Problem details: Only a number is wanted: how many lines of the entries include the string "Find"?

Extracted data:
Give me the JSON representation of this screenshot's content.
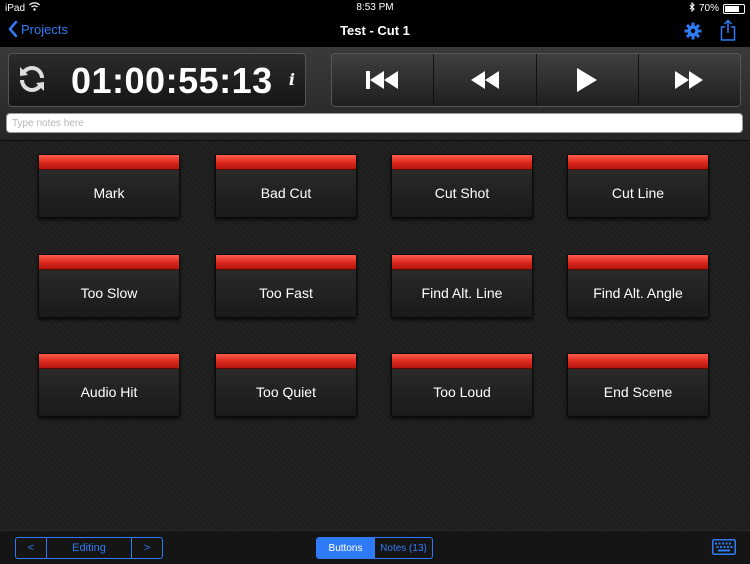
{
  "status_bar": {
    "device": "iPad",
    "time": "8:53 PM",
    "battery": "70%",
    "battery_level": 0.7
  },
  "nav": {
    "back_label": "Projects",
    "title": "Test - Cut 1",
    "icons": [
      "chevron-left-icon",
      "gear-icon",
      "share-icon"
    ]
  },
  "timecode": {
    "value": "01:00:55:13",
    "info_label": "i"
  },
  "transport": {
    "buttons": [
      "skip-to-start-icon",
      "rewind-icon",
      "play-icon",
      "fast-forward-icon"
    ]
  },
  "notes": {
    "placeholder": "Type notes here"
  },
  "marker_buttons": [
    {
      "label": "Mark"
    },
    {
      "label": "Bad Cut"
    },
    {
      "label": "Cut Shot"
    },
    {
      "label": "Cut Line"
    },
    {
      "label": "Too Slow"
    },
    {
      "label": "Too Fast"
    },
    {
      "label": "Find Alt. Line"
    },
    {
      "label": "Find Alt. Angle"
    },
    {
      "label": "Audio Hit"
    },
    {
      "label": "Too Quiet"
    },
    {
      "label": "Too Loud"
    },
    {
      "label": "End Scene"
    }
  ],
  "bottom": {
    "prev_label": "<",
    "page_label": "Editing",
    "next_label": ">",
    "seg_buttons": "Buttons",
    "seg_notes": "Notes (13)"
  },
  "colors": {
    "accent": "#2f7bf5",
    "marker_red": "#e0281c"
  }
}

Exercise response: 2